WORK TO COMPLETE:
Retype all of the data. Every line must match exactly.

# start of RECORDS FOR THIS EXERCISE

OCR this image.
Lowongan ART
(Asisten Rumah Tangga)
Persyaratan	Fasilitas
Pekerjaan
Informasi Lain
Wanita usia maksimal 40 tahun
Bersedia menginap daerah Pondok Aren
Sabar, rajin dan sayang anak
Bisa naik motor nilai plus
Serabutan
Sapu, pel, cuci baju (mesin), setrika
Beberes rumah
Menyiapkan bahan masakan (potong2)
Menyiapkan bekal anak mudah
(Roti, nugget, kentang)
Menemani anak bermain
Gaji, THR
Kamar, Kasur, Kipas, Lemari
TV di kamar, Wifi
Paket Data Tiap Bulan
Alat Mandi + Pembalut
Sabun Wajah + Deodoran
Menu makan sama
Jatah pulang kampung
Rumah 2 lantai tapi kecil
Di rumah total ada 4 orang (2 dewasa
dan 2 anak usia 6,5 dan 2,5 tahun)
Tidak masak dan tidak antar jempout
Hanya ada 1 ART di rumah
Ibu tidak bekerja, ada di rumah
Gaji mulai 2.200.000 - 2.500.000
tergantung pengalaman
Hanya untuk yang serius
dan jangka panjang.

# end of RECORDS FOR THIS EXERCISE

ANSWER BELOW:
OCR this image.
Lowongan ART
(Asisten Rumah Tangga)
Persyaratan	Fasilitas
Pekerjaan
Informasi Lain
Wanita usia maksimal 40 tahun
Bersedia menginap daerah Pondok Aren
Sabar, rajin dan sayang anak
Bisa naik motor nilai plus
Serabutan
Sapu, pel, cuci baju (mesin), setrika
Beberes rumah
Menyiapkan bahan masakan (potong2)
Menyiapkan bekal anak mudah
(Roti, nugget, kentang)
Menemani anak bermain
Gaji, THR
Kamar, Kasur, Kipas, Lemari
TV di kamar, Wifi
Paket Data Tiap Bulan
Alat Mandi + Pembalut
Sabun Wajah + Deodoran
Menu makan sama
Jatah pulang kampung
Rumah 2 lantai tapi kecil
Di rumah total ada 4 orang (2 dewasa
dan 2 anak usia 6,5 dan 2,5 tahun)
Tidak masak dan tidak antar jempout
Hanya ada 1 ART di rumah
Ibu tidak bekerja, ada di rumah
Gaji mulai 2.200.000 - 2.500.000
tergantung pengalaman
Hanya untuk yang serius
dan jangka panjang.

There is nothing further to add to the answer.